### Materials provided

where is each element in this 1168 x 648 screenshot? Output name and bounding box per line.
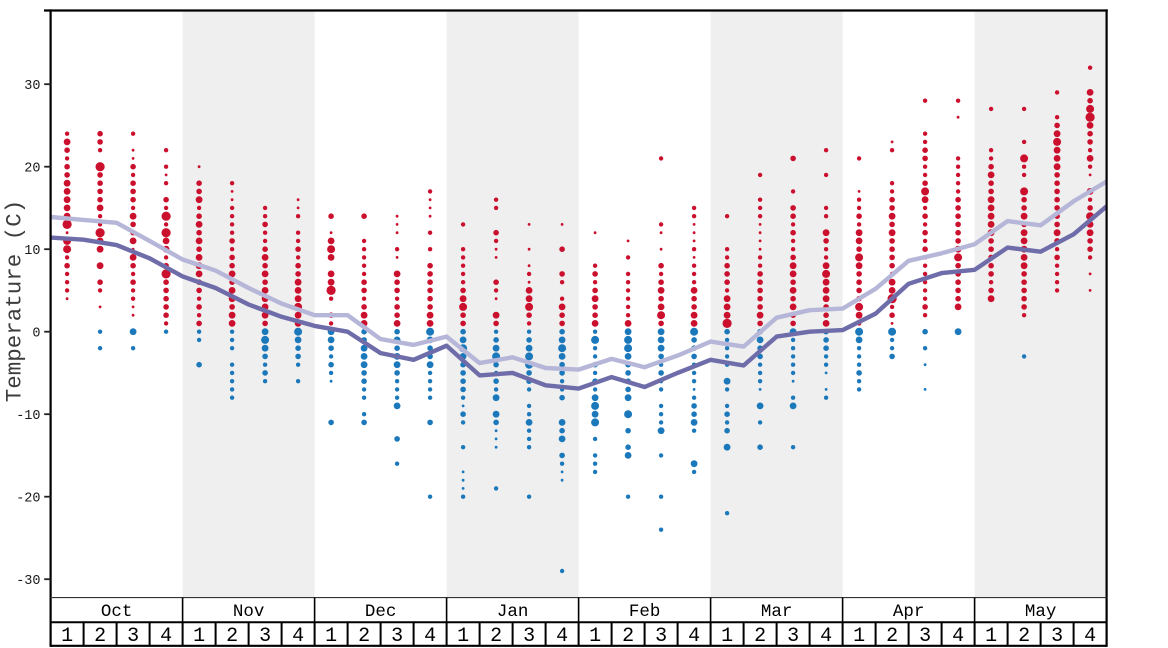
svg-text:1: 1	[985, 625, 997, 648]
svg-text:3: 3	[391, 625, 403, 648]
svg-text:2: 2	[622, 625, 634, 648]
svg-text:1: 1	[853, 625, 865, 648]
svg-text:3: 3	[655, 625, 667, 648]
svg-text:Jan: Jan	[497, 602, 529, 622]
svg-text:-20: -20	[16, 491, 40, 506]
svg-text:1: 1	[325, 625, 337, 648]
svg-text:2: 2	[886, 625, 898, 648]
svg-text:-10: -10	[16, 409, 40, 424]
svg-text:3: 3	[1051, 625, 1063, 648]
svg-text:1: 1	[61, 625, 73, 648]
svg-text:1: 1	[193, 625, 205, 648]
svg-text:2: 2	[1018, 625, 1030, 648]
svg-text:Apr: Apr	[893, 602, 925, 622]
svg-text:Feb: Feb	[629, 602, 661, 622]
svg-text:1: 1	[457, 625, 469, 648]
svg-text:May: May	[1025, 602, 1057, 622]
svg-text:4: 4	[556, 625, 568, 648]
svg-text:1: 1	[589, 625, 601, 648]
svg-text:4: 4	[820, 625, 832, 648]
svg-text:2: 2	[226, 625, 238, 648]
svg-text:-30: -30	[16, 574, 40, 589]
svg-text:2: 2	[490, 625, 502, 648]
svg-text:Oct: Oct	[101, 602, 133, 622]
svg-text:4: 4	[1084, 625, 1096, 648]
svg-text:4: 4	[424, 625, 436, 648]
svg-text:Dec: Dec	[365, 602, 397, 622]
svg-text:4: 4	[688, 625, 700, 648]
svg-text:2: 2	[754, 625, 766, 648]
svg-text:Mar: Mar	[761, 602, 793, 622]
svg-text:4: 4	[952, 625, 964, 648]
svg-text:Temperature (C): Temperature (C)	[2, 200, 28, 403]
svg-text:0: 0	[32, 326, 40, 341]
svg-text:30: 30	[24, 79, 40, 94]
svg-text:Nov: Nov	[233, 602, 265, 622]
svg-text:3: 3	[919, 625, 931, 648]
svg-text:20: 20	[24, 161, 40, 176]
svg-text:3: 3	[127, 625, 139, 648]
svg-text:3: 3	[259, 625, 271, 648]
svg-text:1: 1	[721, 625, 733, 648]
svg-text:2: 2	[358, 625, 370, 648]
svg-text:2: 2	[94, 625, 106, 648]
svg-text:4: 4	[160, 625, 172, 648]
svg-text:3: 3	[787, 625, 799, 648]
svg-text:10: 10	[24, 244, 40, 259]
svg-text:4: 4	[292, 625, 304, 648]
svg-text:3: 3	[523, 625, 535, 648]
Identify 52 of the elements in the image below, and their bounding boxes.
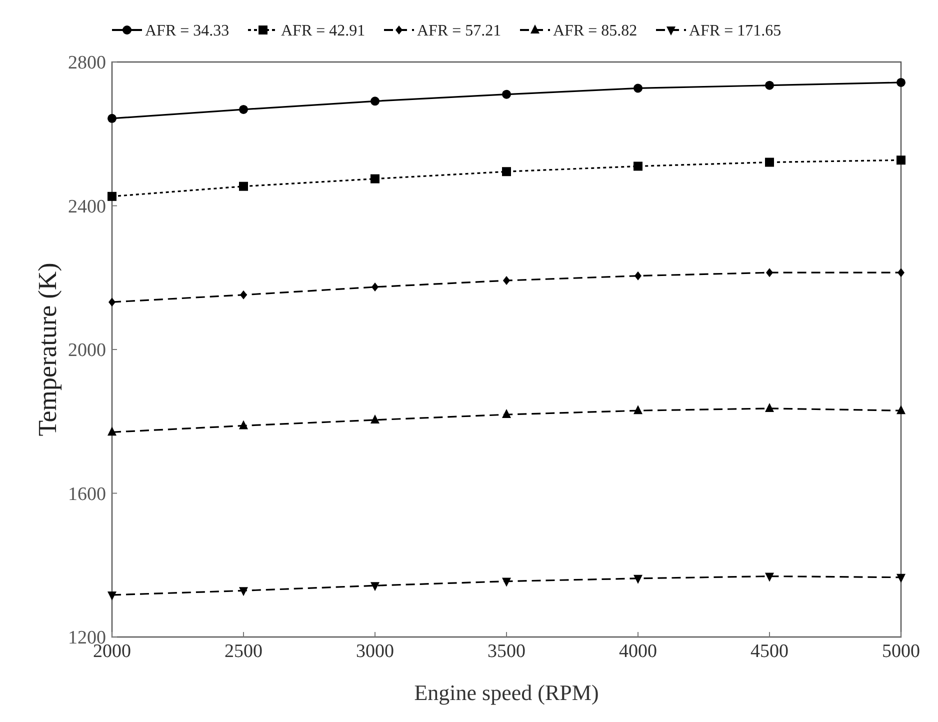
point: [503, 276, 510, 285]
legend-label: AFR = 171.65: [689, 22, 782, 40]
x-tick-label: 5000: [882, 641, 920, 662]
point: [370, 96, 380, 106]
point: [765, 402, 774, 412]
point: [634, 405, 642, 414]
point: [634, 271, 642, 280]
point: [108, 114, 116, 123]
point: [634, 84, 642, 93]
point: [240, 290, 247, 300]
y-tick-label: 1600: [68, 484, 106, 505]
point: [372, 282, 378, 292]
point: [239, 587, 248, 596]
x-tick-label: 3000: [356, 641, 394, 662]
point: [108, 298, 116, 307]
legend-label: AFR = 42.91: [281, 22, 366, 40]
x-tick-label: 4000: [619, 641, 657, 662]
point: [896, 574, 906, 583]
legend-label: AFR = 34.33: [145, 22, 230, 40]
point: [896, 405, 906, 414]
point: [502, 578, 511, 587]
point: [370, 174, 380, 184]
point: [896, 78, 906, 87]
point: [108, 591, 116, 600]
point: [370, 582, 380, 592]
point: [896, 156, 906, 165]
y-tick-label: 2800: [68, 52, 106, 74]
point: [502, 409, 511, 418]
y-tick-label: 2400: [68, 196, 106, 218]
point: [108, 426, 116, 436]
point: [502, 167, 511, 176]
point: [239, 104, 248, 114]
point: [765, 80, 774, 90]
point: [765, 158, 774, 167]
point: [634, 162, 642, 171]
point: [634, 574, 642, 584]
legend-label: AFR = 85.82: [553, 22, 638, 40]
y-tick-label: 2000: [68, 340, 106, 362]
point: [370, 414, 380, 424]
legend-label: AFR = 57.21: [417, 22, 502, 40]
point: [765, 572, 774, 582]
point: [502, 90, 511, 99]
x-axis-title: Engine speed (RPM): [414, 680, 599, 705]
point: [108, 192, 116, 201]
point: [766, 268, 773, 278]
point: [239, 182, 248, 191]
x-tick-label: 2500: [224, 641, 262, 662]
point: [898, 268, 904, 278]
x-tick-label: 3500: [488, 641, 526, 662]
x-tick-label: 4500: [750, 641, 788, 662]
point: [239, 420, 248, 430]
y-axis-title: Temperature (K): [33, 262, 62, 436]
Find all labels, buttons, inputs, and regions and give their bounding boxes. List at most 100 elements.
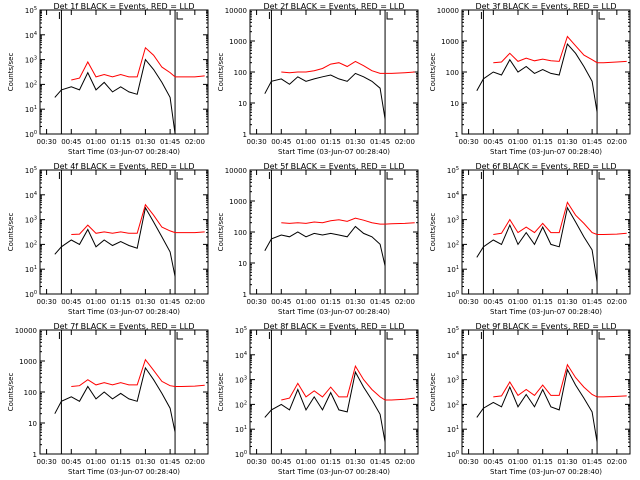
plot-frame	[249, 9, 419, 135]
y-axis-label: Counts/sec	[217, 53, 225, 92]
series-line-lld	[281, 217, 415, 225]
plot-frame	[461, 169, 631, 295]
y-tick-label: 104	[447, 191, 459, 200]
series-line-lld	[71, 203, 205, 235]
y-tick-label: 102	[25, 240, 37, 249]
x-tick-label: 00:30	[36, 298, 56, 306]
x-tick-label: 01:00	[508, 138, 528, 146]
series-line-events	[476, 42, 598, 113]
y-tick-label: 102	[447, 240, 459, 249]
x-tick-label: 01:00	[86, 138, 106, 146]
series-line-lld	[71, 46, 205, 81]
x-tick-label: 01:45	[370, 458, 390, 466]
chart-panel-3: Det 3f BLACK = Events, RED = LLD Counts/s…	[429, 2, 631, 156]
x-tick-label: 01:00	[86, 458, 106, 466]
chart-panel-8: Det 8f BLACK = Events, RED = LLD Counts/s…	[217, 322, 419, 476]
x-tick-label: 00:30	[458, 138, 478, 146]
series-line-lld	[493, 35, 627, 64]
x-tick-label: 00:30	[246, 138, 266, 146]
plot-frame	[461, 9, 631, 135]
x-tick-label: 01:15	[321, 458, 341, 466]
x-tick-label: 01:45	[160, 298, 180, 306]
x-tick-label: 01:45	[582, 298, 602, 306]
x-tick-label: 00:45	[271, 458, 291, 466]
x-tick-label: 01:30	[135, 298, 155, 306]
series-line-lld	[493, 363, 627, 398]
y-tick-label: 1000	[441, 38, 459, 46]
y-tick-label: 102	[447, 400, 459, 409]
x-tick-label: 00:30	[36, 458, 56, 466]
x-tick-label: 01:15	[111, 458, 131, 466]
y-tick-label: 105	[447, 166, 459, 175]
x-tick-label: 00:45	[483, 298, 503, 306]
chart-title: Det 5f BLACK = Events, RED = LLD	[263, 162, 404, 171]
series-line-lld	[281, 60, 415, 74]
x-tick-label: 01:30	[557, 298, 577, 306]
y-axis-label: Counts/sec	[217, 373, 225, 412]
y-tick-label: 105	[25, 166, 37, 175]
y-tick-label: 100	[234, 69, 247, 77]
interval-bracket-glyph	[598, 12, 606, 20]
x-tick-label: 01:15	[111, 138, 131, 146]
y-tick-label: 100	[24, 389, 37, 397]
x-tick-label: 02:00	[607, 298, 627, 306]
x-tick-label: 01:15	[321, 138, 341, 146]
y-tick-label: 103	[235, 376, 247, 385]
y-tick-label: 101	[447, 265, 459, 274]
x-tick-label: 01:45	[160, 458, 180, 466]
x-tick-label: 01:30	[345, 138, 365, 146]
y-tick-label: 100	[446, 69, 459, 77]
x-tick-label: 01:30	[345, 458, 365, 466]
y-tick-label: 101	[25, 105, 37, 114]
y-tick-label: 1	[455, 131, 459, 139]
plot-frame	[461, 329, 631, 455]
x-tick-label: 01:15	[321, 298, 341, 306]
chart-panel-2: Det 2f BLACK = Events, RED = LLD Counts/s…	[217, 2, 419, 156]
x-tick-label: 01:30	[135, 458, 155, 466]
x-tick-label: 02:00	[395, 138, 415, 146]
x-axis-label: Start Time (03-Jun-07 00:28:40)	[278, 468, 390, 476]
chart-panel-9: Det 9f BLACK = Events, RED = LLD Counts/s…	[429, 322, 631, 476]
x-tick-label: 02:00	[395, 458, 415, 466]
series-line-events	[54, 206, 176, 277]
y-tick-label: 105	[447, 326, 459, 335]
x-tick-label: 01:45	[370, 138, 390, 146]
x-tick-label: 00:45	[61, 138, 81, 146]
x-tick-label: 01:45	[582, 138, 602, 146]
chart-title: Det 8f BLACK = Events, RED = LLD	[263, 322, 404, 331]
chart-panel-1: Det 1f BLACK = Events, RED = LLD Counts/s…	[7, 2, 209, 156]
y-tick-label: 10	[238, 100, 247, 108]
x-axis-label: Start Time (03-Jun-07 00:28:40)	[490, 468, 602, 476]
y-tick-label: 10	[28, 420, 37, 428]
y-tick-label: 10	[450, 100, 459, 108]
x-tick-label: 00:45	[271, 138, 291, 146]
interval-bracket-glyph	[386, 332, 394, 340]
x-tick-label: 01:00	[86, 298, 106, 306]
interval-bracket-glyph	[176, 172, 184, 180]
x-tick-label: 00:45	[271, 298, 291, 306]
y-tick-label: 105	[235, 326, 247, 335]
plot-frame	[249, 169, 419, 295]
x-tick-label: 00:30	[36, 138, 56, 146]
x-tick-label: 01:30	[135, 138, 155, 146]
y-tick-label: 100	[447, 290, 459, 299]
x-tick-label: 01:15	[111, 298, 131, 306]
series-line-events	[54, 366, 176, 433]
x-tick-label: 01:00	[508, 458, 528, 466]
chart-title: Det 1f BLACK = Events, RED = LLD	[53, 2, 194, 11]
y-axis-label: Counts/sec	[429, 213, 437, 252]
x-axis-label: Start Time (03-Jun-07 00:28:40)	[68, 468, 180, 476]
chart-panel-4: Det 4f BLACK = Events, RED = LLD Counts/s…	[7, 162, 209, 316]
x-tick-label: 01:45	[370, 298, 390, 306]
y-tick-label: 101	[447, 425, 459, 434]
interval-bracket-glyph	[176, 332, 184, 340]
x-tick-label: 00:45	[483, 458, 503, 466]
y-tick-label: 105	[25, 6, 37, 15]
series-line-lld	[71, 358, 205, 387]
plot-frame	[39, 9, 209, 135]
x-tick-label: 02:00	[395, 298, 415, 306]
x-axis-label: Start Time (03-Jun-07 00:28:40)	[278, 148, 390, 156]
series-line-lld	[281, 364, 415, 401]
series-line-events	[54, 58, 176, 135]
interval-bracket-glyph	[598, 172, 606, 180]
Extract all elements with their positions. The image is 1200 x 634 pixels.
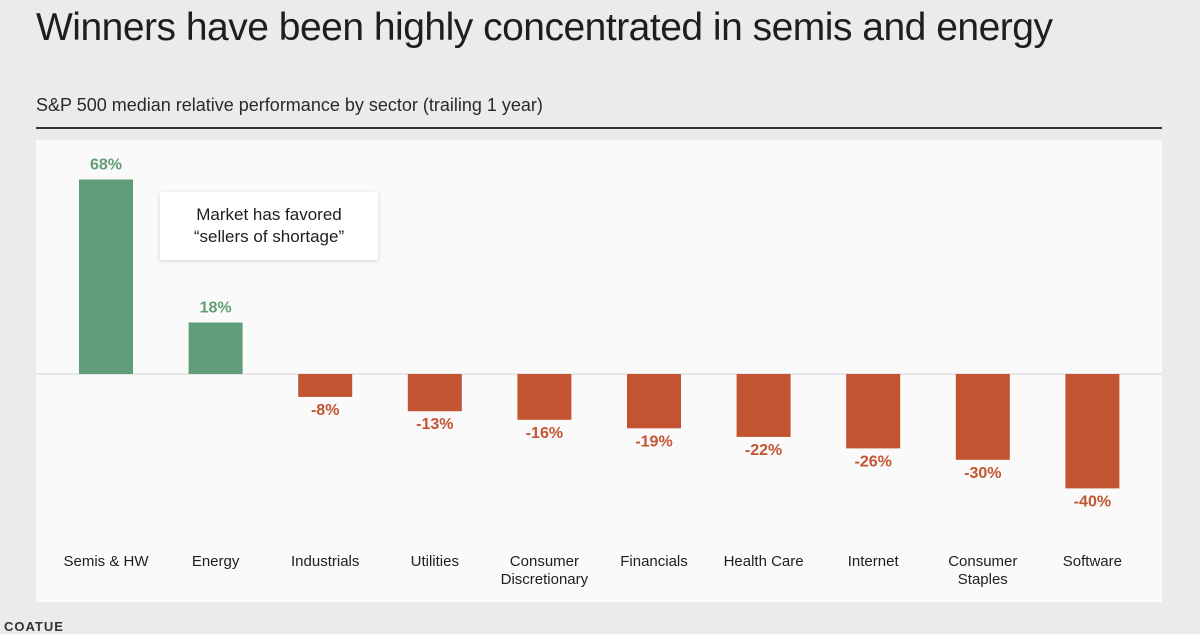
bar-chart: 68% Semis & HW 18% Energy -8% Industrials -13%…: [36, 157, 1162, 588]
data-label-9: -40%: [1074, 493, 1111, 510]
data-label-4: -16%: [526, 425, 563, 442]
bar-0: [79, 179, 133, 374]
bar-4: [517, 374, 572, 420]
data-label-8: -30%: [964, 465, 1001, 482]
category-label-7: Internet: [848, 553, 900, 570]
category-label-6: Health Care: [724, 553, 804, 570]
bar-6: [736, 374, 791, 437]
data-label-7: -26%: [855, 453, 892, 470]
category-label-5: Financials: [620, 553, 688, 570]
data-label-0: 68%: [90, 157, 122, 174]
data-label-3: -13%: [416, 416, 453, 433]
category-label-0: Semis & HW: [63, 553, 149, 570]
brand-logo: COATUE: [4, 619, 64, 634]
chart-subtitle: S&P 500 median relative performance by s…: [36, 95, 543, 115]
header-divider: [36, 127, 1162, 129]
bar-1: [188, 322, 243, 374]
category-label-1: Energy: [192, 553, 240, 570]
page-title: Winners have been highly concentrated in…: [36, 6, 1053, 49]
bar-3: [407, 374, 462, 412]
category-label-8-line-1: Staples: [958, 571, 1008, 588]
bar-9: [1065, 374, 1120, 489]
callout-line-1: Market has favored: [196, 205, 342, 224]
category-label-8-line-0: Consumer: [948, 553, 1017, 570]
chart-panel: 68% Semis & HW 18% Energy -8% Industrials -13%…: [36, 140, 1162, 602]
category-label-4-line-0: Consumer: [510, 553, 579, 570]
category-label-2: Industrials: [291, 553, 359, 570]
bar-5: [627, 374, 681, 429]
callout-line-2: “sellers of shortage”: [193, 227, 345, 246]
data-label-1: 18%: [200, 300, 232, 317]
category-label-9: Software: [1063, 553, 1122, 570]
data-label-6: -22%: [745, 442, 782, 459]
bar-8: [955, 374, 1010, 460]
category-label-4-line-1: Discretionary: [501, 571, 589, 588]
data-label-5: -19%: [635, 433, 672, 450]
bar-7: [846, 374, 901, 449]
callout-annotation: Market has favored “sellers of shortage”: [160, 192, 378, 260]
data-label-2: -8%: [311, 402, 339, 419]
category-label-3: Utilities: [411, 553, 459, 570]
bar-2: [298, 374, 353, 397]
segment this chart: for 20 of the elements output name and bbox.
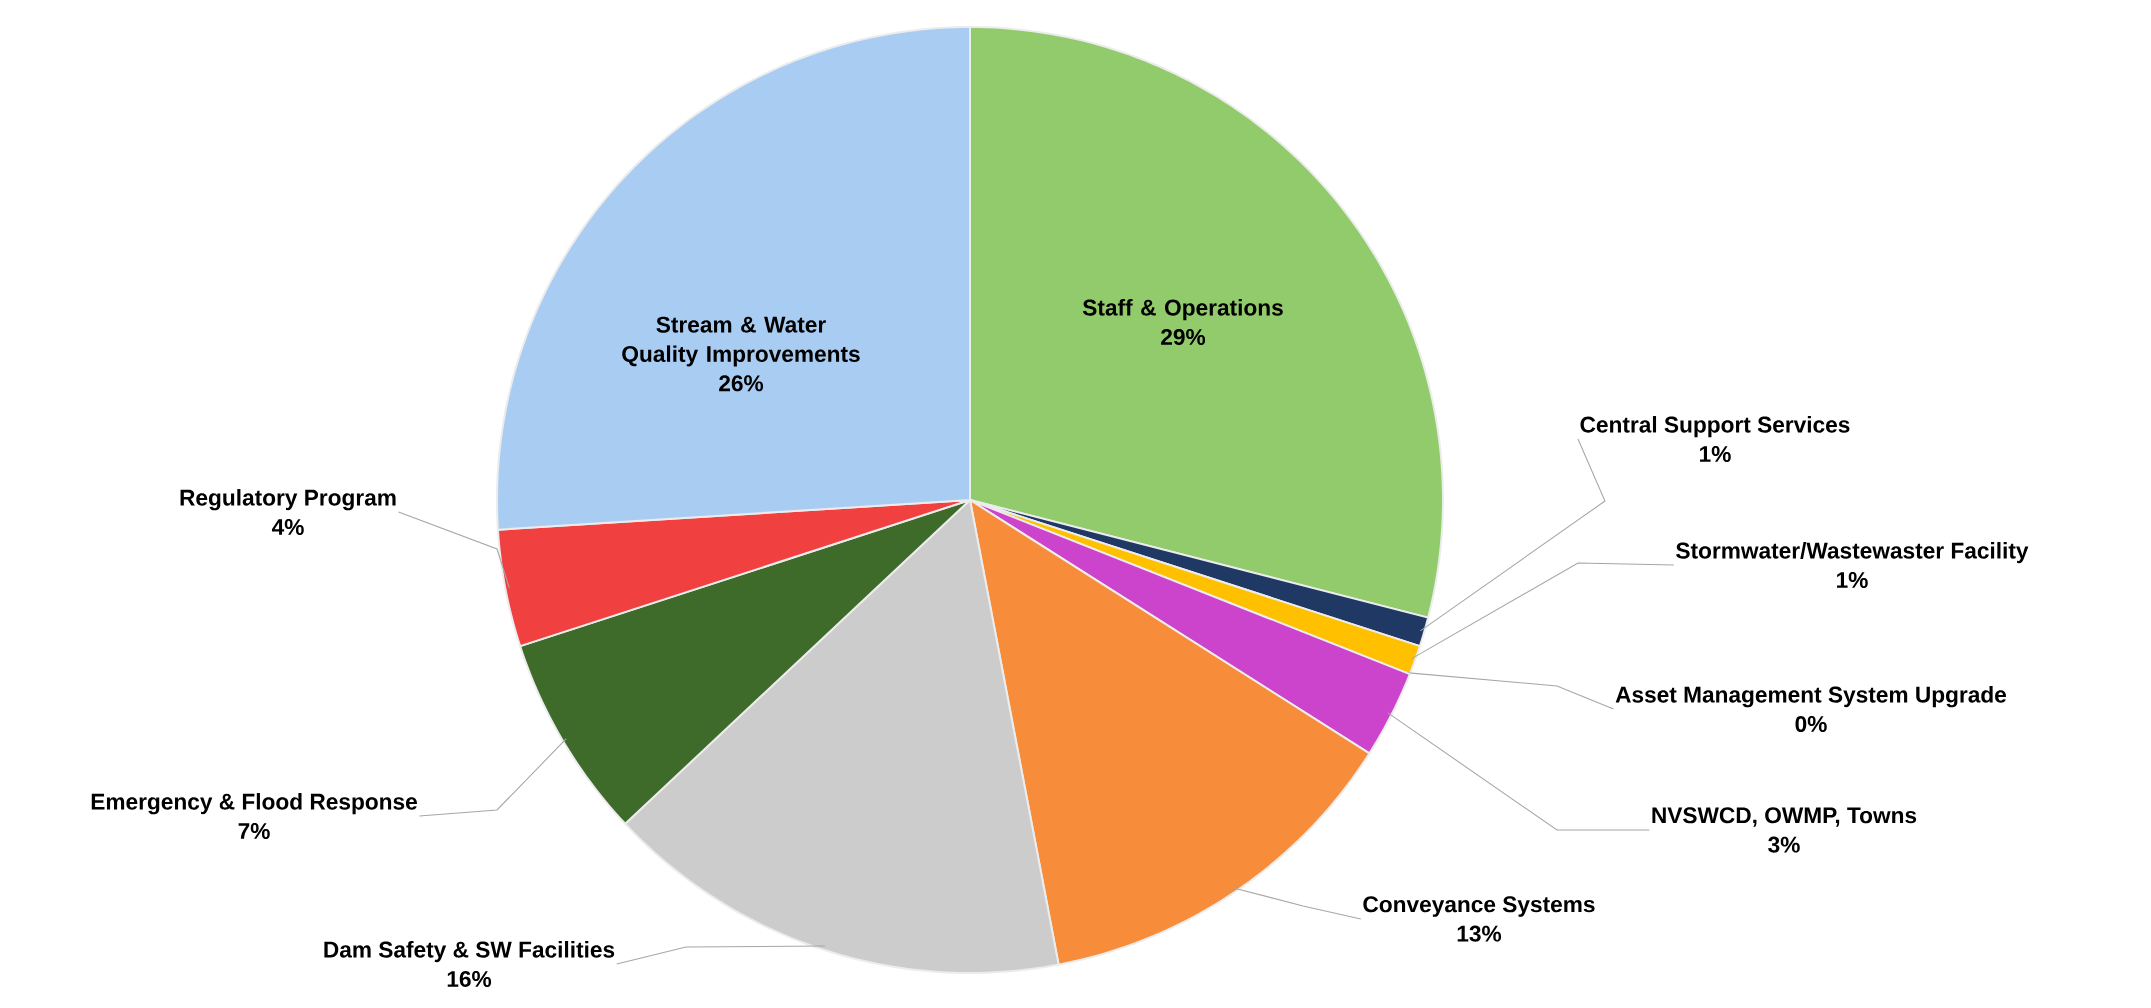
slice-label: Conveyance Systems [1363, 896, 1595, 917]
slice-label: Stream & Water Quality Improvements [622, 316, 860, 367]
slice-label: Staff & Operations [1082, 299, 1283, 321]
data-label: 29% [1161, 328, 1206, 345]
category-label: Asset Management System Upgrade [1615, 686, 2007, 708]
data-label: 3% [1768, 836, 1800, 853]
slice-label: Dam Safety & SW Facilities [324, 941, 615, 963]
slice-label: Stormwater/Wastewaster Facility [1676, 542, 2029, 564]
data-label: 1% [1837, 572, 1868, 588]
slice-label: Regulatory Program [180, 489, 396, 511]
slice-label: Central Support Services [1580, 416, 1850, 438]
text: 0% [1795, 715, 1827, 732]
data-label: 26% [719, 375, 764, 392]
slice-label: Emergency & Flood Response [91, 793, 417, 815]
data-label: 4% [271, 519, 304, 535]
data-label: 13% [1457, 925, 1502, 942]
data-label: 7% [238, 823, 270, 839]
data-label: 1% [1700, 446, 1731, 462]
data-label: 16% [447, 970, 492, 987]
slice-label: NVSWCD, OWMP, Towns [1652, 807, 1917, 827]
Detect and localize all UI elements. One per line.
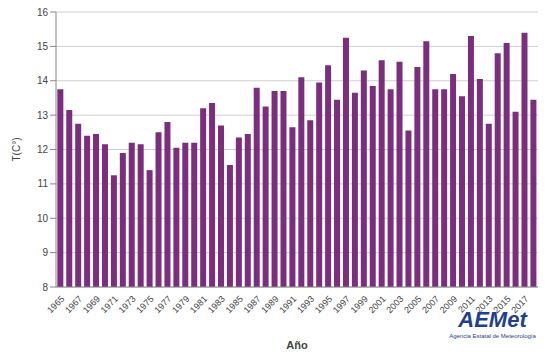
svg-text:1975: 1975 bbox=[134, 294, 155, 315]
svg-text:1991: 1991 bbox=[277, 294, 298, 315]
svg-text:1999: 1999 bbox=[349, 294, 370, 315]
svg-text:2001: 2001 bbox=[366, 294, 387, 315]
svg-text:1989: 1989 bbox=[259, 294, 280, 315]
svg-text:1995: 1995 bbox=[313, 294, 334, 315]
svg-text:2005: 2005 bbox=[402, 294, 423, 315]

######

Challenge:
Reproduce the entries above verbatim, from the line containing "9, 419, 135]" through the line containing "458, 106, 466]".

Answer to this exercise:
plot-frame	[249, 9, 419, 135]
y-axis-label: Counts/sec	[217, 53, 225, 92]
series-line-lld	[281, 217, 415, 225]
plot-frame	[461, 169, 631, 295]
y-tick-label: 104	[447, 191, 459, 200]
series-line-lld	[71, 203, 205, 235]
y-tick-label: 102	[25, 240, 37, 249]
x-tick-label: 00:30	[36, 298, 56, 306]
x-tick-label: 01:00	[508, 138, 528, 146]
series-line-events	[476, 42, 598, 113]
y-tick-label: 102	[447, 240, 459, 249]
x-tick-label: 01:00	[86, 138, 106, 146]
series-line-lld	[71, 46, 205, 81]
x-tick-label: 01:45	[370, 458, 390, 466]
chart-panel-3: Det 3f BLACK = Events, RED = LLD Counts/s…	[429, 2, 631, 156]
x-tick-label: 01:00	[86, 458, 106, 466]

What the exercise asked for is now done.